*RECORDS FOR PROCESSING*:
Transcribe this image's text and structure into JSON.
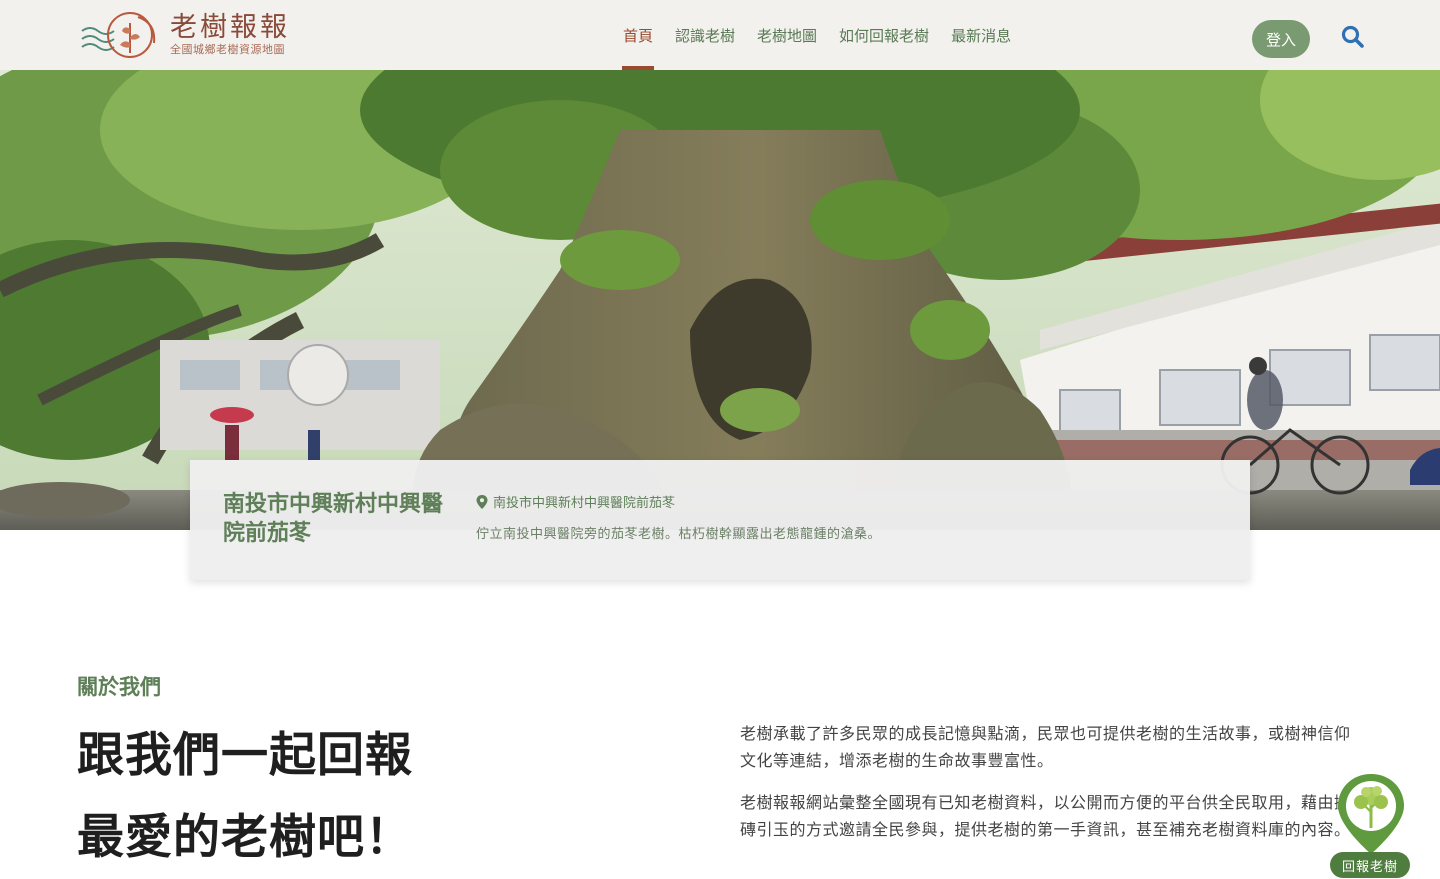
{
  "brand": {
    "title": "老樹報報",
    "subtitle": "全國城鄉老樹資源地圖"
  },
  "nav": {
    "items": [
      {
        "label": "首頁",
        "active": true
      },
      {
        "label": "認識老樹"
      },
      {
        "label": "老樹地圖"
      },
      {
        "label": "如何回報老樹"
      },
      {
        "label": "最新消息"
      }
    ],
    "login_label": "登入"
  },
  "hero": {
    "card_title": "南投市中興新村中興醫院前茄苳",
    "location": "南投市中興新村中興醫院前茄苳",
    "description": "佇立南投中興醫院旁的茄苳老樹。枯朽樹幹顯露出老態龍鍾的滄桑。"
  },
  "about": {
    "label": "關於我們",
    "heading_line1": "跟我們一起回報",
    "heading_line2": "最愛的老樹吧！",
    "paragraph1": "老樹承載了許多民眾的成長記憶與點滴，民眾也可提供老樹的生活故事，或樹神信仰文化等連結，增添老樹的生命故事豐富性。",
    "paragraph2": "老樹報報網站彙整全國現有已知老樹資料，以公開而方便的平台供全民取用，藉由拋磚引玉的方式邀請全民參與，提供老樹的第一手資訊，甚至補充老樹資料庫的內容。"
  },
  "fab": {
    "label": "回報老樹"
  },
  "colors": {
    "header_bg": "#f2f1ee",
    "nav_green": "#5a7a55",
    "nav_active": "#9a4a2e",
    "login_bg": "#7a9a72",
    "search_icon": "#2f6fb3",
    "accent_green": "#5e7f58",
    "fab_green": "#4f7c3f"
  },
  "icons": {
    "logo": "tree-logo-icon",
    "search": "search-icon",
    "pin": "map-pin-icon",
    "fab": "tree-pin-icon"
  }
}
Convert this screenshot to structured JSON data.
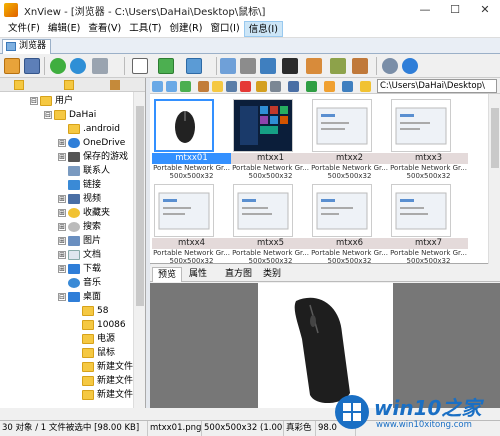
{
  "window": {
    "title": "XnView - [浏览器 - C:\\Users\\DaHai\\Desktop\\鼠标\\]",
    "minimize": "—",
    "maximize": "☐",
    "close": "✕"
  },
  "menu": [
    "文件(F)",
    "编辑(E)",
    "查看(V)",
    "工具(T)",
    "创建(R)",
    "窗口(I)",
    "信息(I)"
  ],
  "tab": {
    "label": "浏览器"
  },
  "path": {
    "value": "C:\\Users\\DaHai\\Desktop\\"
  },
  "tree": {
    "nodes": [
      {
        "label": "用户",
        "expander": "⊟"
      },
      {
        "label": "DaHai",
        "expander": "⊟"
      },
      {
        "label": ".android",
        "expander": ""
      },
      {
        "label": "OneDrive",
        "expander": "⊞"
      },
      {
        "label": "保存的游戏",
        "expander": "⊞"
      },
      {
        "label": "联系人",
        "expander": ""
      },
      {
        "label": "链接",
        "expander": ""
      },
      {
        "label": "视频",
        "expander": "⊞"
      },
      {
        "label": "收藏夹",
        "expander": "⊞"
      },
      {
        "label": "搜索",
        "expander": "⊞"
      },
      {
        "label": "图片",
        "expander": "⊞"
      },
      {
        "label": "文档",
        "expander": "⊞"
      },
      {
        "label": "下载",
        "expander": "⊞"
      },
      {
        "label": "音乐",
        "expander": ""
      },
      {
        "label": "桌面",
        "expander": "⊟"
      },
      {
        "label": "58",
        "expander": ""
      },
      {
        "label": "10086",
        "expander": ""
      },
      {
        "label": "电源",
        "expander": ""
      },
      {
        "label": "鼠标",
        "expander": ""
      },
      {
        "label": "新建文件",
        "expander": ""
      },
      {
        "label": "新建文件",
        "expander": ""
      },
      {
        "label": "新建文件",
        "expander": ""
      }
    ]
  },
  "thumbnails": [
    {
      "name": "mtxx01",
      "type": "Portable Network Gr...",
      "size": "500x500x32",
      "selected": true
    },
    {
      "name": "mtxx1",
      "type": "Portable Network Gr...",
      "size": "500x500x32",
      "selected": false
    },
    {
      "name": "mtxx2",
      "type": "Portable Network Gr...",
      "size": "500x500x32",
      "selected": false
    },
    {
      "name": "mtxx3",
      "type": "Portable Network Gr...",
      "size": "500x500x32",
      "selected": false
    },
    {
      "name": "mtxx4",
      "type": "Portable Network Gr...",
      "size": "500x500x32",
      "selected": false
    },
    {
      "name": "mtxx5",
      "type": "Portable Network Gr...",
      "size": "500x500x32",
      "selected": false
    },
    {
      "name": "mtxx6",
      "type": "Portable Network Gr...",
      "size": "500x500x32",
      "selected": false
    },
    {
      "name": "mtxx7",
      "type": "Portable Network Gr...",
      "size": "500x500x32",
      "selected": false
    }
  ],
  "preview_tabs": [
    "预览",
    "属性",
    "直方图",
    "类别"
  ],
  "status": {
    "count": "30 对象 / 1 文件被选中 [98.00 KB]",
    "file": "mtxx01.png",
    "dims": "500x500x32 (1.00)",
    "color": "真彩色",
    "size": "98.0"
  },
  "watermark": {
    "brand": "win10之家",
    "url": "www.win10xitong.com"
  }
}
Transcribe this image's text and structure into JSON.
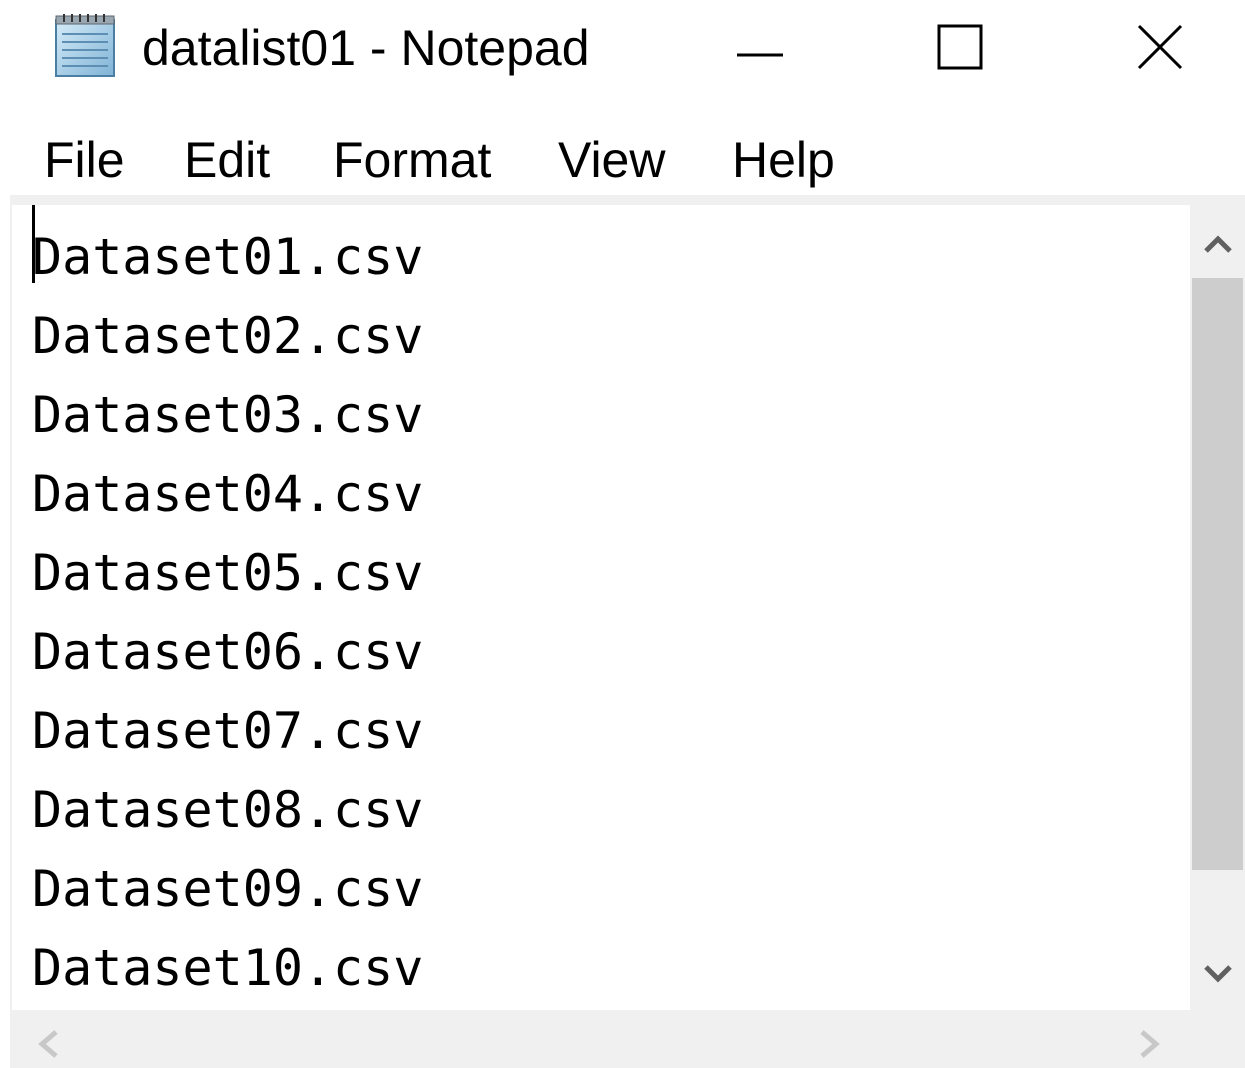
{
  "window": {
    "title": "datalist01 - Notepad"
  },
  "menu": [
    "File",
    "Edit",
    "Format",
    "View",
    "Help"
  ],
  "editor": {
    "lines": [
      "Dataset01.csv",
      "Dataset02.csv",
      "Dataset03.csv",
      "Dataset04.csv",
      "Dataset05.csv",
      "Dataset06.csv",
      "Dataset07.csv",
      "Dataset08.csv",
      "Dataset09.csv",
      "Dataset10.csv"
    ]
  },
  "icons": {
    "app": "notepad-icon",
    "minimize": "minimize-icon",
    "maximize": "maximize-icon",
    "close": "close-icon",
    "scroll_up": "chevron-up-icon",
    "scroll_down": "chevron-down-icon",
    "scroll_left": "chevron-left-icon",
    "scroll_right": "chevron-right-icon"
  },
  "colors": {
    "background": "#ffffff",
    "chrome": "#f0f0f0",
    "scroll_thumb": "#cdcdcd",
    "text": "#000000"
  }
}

*EXERCISE REQUIREMENTS*: Repeat the material above verbatim, with no pictures in the output.

*RESPONSE*:
Transcribe this image's text and structure into JSON.
{
  "brand": {
    "title": "老樹報報",
    "subtitle": "全國城鄉老樹資源地圖"
  },
  "nav": {
    "items": [
      {
        "label": "首頁",
        "active": true
      },
      {
        "label": "認識老樹"
      },
      {
        "label": "老樹地圖"
      },
      {
        "label": "如何回報老樹"
      },
      {
        "label": "最新消息"
      }
    ],
    "login_label": "登入"
  },
  "hero": {
    "card_title": "南投市中興新村中興醫院前茄苳",
    "location": "南投市中興新村中興醫院前茄苳",
    "description": "佇立南投中興醫院旁的茄苳老樹。枯朽樹幹顯露出老態龍鍾的滄桑。"
  },
  "about": {
    "label": "關於我們",
    "heading_line1": "跟我們一起回報",
    "heading_line2": "最愛的老樹吧！",
    "paragraph1": "老樹承載了許多民眾的成長記憶與點滴，民眾也可提供老樹的生活故事，或樹神信仰文化等連結，增添老樹的生命故事豐富性。",
    "paragraph2": "老樹報報網站彙整全國現有已知老樹資料，以公開而方便的平台供全民取用，藉由拋磚引玉的方式邀請全民參與，提供老樹的第一手資訊，甚至補充老樹資料庫的內容。"
  },
  "fab": {
    "label": "回報老樹"
  },
  "colors": {
    "header_bg": "#f2f1ee",
    "nav_green": "#5a7a55",
    "nav_active": "#9a4a2e",
    "login_bg": "#7a9a72",
    "search_icon": "#2f6fb3",
    "accent_green": "#5e7f58",
    "fab_green": "#4f7c3f"
  },
  "icons": {
    "logo": "tree-logo-icon",
    "search": "search-icon",
    "pin": "map-pin-icon",
    "fab": "tree-pin-icon"
  }
}
Convert this screenshot to structured JSON data.
{
  "window": {
    "title": "XnView - [浏览器 - C:\\Users\\DaHai\\Desktop\\鼠标\\]",
    "minimize": "—",
    "maximize": "☐",
    "close": "✕"
  },
  "menu": [
    "文件(F)",
    "编辑(E)",
    "查看(V)",
    "工具(T)",
    "创建(R)",
    "窗口(I)",
    "信息(I)"
  ],
  "tab": {
    "label": "浏览器"
  },
  "path": {
    "value": "C:\\Users\\DaHai\\Desktop\\"
  },
  "tree": {
    "nodes": [
      {
        "label": "用户",
        "expander": "⊟"
      },
      {
        "label": "DaHai",
        "expander": "⊟"
      },
      {
        "label": ".android",
        "expander": ""
      },
      {
        "label": "OneDrive",
        "expander": "⊞"
      },
      {
        "label": "保存的游戏",
        "expander": "⊞"
      },
      {
        "label": "联系人",
        "expander": ""
      },
      {
        "label": "链接",
        "expander": ""
      },
      {
        "label": "视频",
        "expander": "⊞"
      },
      {
        "label": "收藏夹",
        "expander": "⊞"
      },
      {
        "label": "搜索",
        "expander": "⊞"
      },
      {
        "label": "图片",
        "expander": "⊞"
      },
      {
        "label": "文档",
        "expander": "⊞"
      },
      {
        "label": "下载",
        "expander": "⊞"
      },
      {
        "label": "音乐",
        "expander": ""
      },
      {
        "label": "桌面",
        "expander": "⊟"
      },
      {
        "label": "58",
        "expander": ""
      },
      {
        "label": "10086",
        "expander": ""
      },
      {
        "label": "电源",
        "expander": ""
      },
      {
        "label": "鼠标",
        "expander": ""
      },
      {
        "label": "新建文件",
        "expander": ""
      },
      {
        "label": "新建文件",
        "expander": ""
      },
      {
        "label": "新建文件",
        "expander": ""
      }
    ]
  },
  "thumbnails": [
    {
      "name": "mtxx01",
      "type": "Portable Network Gr...",
      "size": "500x500x32",
      "selected": true
    },
    {
      "name": "mtxx1",
      "type": "Portable Network Gr...",
      "size": "500x500x32",
      "selected": false
    },
    {
      "name": "mtxx2",
      "type": "Portable Network Gr...",
      "size": "500x500x32",
      "selected": false
    },
    {
      "name": "mtxx3",
      "type": "Portable Network Gr...",
      "size": "500x500x32",
      "selected": false
    },
    {
      "name": "mtxx4",
      "type": "Portable Network Gr...",
      "size": "500x500x32",
      "selected": false
    },
    {
      "name": "mtxx5",
      "type": "Portable Network Gr...",
      "size": "500x500x32",
      "selected": false
    },
    {
      "name": "mtxx6",
      "type": "Portable Network Gr...",
      "size": "500x500x32",
      "selected": false
    },
    {
      "name": "mtxx7",
      "type": "Portable Network Gr...",
      "size": "500x500x32",
      "selected": false
    }
  ],
  "preview_tabs": [
    "预览",
    "属性",
    "直方图",
    "类别"
  ],
  "status": {
    "count": "30 对象 / 1 文件被选中 [98.00 KB]",
    "file": "mtxx01.png",
    "dims": "500x500x32 (1.00)",
    "color": "真彩色",
    "size": "98.0"
  },
  "watermark": {
    "brand": "win10之家",
    "url": "www.win10xitong.com"
  }
}
Transcribe this image's text and structure into JSON.
{
  "window": {
    "title": "datalist01 - Notepad"
  },
  "menu": [
    "File",
    "Edit",
    "Format",
    "View",
    "Help"
  ],
  "editor": {
    "lines": [
      "Dataset01.csv",
      "Dataset02.csv",
      "Dataset03.csv",
      "Dataset04.csv",
      "Dataset05.csv",
      "Dataset06.csv",
      "Dataset07.csv",
      "Dataset08.csv",
      "Dataset09.csv",
      "Dataset10.csv"
    ]
  },
  "icons": {
    "app": "notepad-icon",
    "minimize": "minimize-icon",
    "maximize": "maximize-icon",
    "close": "close-icon",
    "scroll_up": "chevron-up-icon",
    "scroll_down": "chevron-down-icon",
    "scroll_left": "chevron-left-icon",
    "scroll_right": "chevron-right-icon"
  },
  "colors": {
    "background": "#ffffff",
    "chrome": "#f0f0f0",
    "scroll_thumb": "#cdcdcd",
    "text": "#000000"
  }
}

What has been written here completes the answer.